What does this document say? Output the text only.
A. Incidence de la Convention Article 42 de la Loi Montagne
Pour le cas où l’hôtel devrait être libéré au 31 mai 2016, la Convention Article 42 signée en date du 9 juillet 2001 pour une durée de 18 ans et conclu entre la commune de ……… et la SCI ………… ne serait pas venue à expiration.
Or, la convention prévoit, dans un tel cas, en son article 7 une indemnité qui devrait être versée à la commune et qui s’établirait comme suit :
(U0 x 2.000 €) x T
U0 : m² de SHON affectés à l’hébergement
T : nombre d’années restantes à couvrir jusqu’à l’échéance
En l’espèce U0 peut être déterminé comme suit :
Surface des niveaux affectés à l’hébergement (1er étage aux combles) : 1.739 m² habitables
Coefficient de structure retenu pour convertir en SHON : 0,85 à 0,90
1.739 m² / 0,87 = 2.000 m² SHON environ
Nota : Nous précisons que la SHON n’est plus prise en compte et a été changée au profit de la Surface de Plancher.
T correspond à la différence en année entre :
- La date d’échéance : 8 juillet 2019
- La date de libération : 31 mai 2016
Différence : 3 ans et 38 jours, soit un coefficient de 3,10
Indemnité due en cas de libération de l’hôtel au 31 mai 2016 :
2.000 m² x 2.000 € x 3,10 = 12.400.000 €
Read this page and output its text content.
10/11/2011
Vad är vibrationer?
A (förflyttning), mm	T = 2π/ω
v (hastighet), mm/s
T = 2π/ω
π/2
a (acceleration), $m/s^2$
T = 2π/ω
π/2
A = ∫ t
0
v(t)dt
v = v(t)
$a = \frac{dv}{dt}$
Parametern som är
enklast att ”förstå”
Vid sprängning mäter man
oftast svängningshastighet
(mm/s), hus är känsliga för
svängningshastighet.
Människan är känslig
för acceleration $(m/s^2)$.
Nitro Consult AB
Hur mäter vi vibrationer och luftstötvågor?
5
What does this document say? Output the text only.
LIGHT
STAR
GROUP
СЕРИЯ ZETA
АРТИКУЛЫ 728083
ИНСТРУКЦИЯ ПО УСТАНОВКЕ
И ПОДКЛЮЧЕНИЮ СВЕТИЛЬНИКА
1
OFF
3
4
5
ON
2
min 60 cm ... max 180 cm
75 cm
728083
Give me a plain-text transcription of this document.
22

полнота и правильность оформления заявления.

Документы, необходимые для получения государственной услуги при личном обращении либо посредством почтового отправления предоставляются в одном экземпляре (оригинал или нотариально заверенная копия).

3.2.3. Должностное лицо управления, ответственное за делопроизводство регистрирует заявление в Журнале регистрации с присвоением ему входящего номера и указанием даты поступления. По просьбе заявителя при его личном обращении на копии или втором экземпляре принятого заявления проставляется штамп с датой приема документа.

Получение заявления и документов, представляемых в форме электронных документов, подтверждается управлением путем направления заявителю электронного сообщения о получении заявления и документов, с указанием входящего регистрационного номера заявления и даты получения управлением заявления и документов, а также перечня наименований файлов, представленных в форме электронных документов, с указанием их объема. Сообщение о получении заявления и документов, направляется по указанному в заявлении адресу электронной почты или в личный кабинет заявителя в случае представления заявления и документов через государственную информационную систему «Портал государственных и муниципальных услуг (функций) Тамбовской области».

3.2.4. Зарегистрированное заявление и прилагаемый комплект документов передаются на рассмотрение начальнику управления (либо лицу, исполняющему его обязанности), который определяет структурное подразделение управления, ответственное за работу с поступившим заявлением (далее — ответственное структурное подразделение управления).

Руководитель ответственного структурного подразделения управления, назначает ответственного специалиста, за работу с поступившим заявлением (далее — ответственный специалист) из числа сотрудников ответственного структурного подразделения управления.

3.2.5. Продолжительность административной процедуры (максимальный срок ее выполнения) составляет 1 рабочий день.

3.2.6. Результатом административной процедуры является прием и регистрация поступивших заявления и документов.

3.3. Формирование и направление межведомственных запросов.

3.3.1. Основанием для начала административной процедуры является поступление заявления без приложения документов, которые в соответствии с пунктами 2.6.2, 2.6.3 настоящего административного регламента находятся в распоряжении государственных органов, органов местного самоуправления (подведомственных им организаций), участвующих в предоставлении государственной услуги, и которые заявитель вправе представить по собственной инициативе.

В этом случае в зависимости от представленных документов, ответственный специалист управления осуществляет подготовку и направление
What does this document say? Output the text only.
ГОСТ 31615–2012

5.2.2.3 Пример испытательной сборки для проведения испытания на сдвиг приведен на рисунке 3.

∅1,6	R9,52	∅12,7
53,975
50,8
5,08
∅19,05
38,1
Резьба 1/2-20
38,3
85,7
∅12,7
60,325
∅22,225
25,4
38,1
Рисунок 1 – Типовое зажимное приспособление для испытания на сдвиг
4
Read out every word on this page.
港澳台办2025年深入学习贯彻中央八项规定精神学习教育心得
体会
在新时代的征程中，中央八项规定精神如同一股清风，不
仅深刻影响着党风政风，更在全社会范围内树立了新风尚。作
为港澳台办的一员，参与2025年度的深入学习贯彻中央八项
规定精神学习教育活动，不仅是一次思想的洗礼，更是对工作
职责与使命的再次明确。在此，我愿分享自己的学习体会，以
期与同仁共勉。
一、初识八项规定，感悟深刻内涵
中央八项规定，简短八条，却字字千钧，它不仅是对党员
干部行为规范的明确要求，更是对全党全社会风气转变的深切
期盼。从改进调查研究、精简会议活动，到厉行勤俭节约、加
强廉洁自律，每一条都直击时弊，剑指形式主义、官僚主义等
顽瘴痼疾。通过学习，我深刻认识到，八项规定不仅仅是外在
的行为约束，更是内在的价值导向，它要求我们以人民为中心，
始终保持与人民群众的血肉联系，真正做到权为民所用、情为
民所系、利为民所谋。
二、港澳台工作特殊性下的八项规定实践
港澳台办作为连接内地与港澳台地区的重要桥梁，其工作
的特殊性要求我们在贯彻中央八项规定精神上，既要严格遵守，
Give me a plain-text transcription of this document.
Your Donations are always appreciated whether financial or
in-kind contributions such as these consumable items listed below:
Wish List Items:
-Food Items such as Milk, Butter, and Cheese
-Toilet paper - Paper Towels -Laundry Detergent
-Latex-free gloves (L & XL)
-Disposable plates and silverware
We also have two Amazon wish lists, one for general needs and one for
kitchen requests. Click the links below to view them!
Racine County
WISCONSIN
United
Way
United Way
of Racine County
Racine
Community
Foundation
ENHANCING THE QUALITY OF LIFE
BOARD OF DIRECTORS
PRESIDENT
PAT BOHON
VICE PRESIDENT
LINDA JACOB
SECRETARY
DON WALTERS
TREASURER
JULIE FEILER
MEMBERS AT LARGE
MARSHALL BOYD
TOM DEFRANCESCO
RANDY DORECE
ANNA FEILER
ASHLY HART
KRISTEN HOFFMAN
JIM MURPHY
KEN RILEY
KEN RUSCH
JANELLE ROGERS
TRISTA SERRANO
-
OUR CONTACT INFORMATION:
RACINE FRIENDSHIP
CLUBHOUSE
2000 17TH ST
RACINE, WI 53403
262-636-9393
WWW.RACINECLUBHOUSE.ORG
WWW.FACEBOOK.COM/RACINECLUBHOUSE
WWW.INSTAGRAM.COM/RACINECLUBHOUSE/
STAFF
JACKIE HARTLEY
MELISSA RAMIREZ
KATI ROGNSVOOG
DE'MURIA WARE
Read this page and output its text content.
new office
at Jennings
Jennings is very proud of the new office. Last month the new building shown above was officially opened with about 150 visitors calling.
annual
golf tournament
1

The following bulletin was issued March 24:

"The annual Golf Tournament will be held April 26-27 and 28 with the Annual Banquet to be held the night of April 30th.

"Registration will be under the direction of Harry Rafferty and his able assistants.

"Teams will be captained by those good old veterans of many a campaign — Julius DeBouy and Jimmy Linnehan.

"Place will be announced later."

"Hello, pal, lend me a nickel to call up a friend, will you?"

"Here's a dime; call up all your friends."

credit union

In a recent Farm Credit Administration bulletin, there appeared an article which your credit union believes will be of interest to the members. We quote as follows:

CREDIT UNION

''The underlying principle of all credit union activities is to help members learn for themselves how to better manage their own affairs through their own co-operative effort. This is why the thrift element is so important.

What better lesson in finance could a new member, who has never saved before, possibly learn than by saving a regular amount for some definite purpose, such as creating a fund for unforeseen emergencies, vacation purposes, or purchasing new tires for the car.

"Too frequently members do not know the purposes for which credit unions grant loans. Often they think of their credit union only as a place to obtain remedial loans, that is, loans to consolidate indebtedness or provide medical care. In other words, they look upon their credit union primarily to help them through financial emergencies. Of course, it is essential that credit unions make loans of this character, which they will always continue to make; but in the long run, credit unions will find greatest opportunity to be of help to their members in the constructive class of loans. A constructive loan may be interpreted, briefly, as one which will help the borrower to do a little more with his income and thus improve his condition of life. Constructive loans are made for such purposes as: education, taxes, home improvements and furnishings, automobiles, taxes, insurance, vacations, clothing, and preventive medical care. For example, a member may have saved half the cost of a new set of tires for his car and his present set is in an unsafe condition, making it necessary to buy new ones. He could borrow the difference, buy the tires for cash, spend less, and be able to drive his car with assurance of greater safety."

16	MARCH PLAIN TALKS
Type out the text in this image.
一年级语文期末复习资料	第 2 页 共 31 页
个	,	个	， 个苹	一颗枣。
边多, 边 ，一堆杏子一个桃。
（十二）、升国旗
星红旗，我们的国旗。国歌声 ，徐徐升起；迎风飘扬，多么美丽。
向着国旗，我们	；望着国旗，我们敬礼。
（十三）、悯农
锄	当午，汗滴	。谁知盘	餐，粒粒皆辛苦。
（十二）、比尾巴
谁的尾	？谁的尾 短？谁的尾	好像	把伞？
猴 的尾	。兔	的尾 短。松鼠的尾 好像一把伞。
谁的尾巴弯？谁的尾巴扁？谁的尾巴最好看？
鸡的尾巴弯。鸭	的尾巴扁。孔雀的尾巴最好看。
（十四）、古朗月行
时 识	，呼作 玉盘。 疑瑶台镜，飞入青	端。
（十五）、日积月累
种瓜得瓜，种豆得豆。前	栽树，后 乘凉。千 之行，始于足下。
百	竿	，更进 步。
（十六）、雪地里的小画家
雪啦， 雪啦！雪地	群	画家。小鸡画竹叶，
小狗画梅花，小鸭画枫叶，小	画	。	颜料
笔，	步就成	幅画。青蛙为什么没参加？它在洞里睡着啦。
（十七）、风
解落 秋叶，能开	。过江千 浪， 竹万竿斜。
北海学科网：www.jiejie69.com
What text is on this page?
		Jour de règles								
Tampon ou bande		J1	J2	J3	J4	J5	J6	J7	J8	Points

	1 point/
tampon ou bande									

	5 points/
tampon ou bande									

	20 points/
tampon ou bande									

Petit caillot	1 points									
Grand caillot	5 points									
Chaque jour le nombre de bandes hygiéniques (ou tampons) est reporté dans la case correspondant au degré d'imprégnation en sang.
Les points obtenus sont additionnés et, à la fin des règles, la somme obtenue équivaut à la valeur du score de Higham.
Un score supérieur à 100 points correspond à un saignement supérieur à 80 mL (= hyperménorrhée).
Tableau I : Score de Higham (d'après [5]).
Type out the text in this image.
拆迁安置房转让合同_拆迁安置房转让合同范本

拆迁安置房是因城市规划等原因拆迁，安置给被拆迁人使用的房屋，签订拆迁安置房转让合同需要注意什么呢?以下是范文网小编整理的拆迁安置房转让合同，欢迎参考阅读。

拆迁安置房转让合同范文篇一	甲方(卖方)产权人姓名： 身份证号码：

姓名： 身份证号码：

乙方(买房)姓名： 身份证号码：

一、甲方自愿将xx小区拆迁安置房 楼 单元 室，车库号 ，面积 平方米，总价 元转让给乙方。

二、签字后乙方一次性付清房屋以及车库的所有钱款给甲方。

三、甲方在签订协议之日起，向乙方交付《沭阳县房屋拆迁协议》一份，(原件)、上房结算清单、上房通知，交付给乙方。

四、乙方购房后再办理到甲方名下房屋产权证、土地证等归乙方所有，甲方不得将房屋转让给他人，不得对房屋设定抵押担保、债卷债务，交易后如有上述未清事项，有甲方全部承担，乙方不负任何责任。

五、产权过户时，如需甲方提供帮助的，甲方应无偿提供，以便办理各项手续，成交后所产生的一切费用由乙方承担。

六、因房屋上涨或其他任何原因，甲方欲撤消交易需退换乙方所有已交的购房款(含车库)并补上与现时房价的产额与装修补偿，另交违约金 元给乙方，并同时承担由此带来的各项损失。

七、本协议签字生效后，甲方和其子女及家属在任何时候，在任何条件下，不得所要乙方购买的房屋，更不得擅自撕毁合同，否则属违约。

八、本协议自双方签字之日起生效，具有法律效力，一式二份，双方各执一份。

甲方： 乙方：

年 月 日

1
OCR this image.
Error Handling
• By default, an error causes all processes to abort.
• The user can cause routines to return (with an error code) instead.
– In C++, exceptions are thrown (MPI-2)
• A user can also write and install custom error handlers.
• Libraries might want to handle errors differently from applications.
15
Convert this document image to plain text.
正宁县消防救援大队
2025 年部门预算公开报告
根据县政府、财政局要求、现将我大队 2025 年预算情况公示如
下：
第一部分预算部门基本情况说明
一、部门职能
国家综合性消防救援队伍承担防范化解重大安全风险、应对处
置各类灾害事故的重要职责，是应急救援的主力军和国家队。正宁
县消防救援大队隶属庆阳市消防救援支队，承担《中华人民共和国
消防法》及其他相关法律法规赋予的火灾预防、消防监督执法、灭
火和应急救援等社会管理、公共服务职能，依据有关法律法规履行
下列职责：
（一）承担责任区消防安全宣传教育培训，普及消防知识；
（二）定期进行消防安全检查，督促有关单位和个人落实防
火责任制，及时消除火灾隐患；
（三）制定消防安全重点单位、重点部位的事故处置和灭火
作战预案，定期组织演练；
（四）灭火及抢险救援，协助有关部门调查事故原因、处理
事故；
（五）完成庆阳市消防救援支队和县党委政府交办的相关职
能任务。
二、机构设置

[Exercise brief]:
Copy each line of the data that contains the word "даты".

[Answer to this exercise]:
3.2.3. Должностное лицо управления, ответственное за делопроизводство регистрирует заявление в Журнале регистрации с присвоением ему входящего номера и указанием даты поступления. По просьбе заявителя при его личном обращении на копии или втором экземпляре принятого заявления проставляется штамп с датой приема документа.
Получение заявления и документов, представляемых в форме электронных документов, подтверждается управлением путем направления заявителю электронного сообщения о получении заявления и документов, с указанием входящего регистрационного номера заявления и даты получения управлением заявления и документов, а также перечня наименований файлов, представленных в форме электронных документов, с указанием их объема. Сообщение о получении заявления и документов, направляется по указанному в заявлении адресу электронной почты или в личный кабинет заявителя в случае представления заявления и документов через государственную информационную систему «Портал государственных и муниципальных услуг (функций) Тамбовской области».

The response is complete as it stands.